[start ENTRIES]
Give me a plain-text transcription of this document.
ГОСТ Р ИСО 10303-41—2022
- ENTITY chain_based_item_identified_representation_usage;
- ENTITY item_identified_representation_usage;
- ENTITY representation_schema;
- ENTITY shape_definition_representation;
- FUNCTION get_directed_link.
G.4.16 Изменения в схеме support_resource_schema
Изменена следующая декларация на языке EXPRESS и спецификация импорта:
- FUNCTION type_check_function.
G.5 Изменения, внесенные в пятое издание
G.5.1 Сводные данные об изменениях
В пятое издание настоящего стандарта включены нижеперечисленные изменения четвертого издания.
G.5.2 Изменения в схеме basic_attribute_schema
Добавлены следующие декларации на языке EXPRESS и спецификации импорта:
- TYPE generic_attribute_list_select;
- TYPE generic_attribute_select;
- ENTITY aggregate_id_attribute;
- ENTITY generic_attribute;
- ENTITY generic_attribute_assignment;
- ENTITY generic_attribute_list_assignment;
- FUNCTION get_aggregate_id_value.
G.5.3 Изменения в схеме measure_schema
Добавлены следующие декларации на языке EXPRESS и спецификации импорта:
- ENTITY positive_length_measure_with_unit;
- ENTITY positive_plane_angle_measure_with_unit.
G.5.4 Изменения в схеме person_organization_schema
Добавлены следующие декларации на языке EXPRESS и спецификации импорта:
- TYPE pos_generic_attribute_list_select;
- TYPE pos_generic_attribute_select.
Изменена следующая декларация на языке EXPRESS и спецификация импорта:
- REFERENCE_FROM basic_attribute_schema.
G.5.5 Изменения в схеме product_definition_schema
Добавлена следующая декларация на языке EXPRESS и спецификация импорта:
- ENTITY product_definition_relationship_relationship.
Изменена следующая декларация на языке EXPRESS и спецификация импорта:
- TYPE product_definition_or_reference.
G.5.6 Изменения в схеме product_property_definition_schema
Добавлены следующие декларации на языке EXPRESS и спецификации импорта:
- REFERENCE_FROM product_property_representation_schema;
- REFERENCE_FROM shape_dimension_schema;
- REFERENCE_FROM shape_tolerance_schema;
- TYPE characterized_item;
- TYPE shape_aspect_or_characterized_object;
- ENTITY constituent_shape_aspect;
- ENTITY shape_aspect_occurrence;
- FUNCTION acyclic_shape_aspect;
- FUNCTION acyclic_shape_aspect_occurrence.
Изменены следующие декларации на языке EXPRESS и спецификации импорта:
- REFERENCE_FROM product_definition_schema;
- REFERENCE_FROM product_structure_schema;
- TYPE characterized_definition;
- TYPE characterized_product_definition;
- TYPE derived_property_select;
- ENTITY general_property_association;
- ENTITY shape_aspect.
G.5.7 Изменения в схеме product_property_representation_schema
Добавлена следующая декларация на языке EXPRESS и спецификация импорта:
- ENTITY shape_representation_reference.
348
[end ENTRIES]
Find the word "пятое" in the data and copy out each line where it turns up.

G.5 Изменения, внесенные в пятое издание
В пятое издание настоящего стандарта включены нижеперечисленные изменения четвертого издания.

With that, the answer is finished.